■ **DOCUMENT EXCERPT**:
An injury wiped out his rookie season, but Trice is still very much in the team’s plans.
Through zero fault of his own, Bralen Trice is not the first name that springs to mind in the Atlanta Falcons EDGE group. There’s the fresh luster of rookies Jalon Walker and James Pearce Jr., for one, and the intrigue around a high-priced, high-produced veteran in Leonard Floyd and a contract year player looking to make the leap in Arnold Ebiketie. When you have that group, especially when Trice missed the entire 2024 season owing to a devastating summer injury, he’s no a longer a name that generates buzz the way he did after the Falcons picked him up in the third round a year ago.
But Trice is no afterthought. The first outside linebacker taken under Raheem Morris was a player the Falcons were counting on last year, as is evidenced by the trade for Matthew Judon once they lost him. The same qualities that recommended Trice to Atlanta originally—his production in college, his well-rounded game, and his character—figure to make him a prominent long-term piece of a group where Floyd and Ebiketie may not return after 2025. We ought to not forget about him.
Why? There are a few good reasons:
- Trice’s run defense was one of the reasons to be excited about him as a rookie, given that first-year pass rushers are rarely as productive in terms of pressure and sacks as you’d like them to be. That run defense is still a good reason to be excited about him, because while Jalon Walker is a capable player against the run who could be terrific in time, nobody else in this EDGE group profiles to be stellar in 2025. That includes Floyd, whose utility as a run defender is fading, and Pearce, who needs work based on what his run defense looked like in college. The Falcons may well get creative and use jumbo edge players like Zach Harrison and Brandon Dorlus on earlier downs, but Trice’s ability should also get him on the field on earlier downs.

[Page layout parsing data]
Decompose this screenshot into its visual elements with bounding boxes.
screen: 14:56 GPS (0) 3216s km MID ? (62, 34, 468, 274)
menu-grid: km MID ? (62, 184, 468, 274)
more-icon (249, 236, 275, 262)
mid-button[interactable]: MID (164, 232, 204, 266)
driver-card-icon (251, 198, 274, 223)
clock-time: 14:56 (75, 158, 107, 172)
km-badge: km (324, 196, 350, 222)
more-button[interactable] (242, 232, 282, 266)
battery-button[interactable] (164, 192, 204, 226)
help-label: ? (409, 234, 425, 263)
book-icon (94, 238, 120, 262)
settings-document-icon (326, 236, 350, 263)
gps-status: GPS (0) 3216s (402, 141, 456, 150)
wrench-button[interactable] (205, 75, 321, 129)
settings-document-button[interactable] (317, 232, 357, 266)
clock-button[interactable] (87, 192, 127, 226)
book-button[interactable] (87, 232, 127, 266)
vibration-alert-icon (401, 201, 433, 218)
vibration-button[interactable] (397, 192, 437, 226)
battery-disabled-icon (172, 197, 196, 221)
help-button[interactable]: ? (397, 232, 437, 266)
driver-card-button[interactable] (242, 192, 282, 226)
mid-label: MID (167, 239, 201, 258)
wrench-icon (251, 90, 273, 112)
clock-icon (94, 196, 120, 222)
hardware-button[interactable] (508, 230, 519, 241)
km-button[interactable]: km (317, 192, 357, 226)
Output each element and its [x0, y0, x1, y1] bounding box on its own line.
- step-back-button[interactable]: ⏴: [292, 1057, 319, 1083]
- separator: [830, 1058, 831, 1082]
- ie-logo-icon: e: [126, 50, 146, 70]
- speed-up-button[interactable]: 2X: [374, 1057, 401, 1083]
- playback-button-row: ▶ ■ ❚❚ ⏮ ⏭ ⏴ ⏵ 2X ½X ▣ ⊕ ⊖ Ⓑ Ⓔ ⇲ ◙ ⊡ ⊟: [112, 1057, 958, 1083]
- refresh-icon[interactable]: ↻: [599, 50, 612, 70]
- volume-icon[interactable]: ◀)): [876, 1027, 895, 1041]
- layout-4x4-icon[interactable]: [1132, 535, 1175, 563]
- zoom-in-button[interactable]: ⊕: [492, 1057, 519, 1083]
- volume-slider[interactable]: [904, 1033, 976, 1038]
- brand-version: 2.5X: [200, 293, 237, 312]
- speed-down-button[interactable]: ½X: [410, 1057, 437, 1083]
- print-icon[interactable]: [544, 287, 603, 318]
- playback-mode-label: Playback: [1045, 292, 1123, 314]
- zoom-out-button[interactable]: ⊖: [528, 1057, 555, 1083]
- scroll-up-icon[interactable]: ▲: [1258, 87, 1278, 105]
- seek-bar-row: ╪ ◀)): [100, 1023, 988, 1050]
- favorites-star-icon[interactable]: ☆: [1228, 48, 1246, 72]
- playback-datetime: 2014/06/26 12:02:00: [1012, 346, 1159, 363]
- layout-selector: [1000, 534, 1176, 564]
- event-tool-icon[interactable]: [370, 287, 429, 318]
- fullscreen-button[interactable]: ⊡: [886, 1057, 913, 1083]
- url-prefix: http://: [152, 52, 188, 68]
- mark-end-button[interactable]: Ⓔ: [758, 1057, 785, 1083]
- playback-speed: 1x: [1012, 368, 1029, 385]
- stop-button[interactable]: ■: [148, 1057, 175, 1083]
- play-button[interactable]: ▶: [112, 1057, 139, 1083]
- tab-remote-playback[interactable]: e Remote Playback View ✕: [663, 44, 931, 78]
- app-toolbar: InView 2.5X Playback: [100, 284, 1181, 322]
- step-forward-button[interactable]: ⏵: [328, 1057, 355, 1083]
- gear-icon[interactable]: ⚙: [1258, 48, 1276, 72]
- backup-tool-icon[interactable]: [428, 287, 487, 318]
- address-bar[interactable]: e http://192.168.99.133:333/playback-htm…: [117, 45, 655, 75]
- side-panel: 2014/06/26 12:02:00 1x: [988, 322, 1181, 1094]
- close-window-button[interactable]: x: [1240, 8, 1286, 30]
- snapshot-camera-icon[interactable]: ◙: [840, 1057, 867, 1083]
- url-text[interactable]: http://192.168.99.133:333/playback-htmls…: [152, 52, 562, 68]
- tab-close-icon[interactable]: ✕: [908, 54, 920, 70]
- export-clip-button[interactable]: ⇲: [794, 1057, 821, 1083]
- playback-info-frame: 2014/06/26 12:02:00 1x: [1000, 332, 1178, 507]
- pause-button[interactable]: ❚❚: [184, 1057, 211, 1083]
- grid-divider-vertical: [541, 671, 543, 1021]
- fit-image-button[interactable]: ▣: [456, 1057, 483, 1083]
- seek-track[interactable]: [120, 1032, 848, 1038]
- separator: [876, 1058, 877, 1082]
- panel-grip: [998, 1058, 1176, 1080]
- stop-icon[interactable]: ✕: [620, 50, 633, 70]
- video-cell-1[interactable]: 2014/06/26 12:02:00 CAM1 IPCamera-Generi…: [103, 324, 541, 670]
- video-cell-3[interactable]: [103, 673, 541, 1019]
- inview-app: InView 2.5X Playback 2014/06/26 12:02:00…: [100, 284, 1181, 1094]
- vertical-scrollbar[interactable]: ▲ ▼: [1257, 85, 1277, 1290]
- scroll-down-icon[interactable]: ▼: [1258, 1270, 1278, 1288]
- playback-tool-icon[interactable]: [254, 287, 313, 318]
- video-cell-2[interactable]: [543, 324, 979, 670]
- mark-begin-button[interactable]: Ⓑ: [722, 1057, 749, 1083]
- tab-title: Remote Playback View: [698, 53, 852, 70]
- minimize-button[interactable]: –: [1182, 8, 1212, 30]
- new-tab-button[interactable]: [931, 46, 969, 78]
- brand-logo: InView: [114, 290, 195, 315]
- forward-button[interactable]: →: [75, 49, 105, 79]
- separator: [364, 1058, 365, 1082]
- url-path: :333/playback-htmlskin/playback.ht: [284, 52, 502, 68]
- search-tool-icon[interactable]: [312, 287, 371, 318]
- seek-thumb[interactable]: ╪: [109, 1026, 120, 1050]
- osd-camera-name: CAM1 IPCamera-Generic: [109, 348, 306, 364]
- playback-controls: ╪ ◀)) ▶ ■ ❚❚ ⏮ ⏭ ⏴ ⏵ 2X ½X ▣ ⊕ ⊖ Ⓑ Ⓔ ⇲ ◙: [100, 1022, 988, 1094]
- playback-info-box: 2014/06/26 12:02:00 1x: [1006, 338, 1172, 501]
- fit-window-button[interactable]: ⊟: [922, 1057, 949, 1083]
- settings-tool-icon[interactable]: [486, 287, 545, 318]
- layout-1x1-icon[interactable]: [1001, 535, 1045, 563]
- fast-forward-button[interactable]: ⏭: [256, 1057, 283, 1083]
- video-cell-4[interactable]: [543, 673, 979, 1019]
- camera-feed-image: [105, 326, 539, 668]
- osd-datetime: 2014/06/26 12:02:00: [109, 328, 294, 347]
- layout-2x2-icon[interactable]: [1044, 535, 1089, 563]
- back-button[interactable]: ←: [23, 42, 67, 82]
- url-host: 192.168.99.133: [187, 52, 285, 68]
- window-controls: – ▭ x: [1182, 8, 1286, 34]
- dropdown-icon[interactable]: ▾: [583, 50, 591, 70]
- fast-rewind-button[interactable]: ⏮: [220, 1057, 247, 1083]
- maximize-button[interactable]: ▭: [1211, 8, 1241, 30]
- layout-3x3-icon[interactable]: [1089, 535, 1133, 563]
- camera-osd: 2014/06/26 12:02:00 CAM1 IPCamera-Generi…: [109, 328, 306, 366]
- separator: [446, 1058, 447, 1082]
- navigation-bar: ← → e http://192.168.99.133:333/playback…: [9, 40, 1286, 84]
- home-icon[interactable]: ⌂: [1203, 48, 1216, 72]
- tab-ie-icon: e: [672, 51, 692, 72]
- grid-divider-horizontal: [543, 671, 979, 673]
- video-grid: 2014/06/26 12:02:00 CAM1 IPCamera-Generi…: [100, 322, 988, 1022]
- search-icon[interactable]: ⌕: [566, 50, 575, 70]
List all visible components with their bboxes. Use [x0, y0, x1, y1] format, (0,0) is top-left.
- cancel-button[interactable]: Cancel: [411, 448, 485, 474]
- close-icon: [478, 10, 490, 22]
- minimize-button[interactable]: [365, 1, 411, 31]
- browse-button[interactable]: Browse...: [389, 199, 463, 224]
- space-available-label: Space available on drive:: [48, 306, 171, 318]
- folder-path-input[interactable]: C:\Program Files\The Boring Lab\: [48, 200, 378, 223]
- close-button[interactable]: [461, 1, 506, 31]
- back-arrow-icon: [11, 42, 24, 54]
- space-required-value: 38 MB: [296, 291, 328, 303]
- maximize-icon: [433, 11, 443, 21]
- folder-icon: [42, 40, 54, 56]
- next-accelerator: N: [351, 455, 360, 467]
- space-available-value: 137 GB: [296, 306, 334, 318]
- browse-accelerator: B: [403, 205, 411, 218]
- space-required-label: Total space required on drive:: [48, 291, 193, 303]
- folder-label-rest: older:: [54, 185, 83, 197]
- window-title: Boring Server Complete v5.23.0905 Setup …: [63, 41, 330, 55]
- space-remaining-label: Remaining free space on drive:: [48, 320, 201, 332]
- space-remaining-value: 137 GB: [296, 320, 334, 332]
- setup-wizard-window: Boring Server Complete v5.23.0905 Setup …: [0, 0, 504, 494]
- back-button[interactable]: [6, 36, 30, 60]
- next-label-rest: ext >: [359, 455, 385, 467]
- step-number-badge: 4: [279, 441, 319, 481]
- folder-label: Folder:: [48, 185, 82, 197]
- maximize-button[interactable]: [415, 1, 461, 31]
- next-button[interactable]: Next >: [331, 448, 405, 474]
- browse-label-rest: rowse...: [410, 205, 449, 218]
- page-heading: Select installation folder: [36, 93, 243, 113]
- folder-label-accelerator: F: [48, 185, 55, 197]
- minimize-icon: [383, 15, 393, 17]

■ **WORK ORDER 1**:
Answer these questions from the article on Bralen Trice:
(a) In which round of the draft did the Falcons pick Trice?
(b) Which player did the Falcons trade for after losing Trice?
(c) Which two jumbo edge players might the Falcons use on earlier downs?
■ **WORK ORDER 2**: Resume the article on Bralen Trice after its last sentence.

■ **TASK RESULT 1**:
(a) The third round.
(b) Matthew Judon.
(c) Zach Harrison and Brandon Dorlus.

■ **TASK RESULT 2**:
- He was a productive college pass rusher, and new defensive line coach Nate Ollie has talked about how he and outside linebackers coach Jacquies Smith plan to bring waves of pressure with a rotation of fresh, capable players. Raheem Morris talked about how confident the team is in Trice and how much his injury changed the team’s plans, and while Trice came to the NFL with scouting reports highlighting his limitations in fluidity and explosiveness, he didn’t lead the nation in pressures in 2024 by accident. A relentless, strong defender who uses his hands well, Trice isn’t going to be a player the Falcons consistently want coming off the edge on obvious passing downs, but should be a fixture rotating in on early downs given his two-way skillset.
- Trice is a versatile player, and versatility is a calling card for players in this Raheem Morris/Jeff Ulbrich defense. He has the coverage acumen and movement skills to credibly carry running backs and tight ends on short routes, the run defense ability to stay on the field on all three downs, and the size and ruggedness to put his hand in the dirt in a pinch if the Falcons need him to. Trice doesn’t figure to be a standout defender in any one dimension aside from maybe run defense, but the fact that he can do everything reasonably well, may be able to move around a bit, and plays with a constant high level of effort will make him a valuable member of the rotation.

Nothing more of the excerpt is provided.